-- start --
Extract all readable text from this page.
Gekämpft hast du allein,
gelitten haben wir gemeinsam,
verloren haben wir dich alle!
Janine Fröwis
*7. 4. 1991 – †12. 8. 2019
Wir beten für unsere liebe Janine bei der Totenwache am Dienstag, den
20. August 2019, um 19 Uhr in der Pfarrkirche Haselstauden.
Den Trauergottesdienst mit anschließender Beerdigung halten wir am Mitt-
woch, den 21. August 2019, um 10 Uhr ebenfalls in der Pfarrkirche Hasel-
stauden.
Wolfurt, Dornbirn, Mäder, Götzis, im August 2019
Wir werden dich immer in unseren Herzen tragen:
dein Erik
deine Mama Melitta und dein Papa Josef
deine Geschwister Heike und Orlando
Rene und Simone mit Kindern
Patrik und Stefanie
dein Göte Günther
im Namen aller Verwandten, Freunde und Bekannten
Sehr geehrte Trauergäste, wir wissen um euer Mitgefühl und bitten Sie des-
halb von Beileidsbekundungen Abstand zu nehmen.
-- end --
◆ YOUR TASK ◆
Give the complete listing a second time, exactly as it reads.

◆ TASK ANSWER ◆
Extract all readable text from this page.
Gekämpft hast du allein,
gelitten haben wir gemeinsam,
verloren haben wir dich alle!
Janine Fröwis
*7. 4. 1991 – †12. 8. 2019
Wir beten für unsere liebe Janine bei der Totenwache am Dienstag, den
20. August 2019, um 19 Uhr in der Pfarrkirche Haselstauden.
Den Trauergottesdienst mit anschließender Beerdigung halten wir am Mitt-
woch, den 21. August 2019, um 10 Uhr ebenfalls in der Pfarrkirche Hasel-
stauden.
Wolfurt, Dornbirn, Mäder, Götzis, im August 2019
Wir werden dich immer in unseren Herzen tragen:
dein Erik
deine Mama Melitta und dein Papa Josef
deine Geschwister Heike und Orlando
Rene und Simone mit Kindern
Patrik und Stefanie
dein Göte Günther
im Namen aller Verwandten, Freunde und Bekannten
Sehr geehrte Trauergäste, wir wissen um euer Mitgefühl und bitten Sie des-
halb von Beileidsbekundungen Abstand zu nehmen.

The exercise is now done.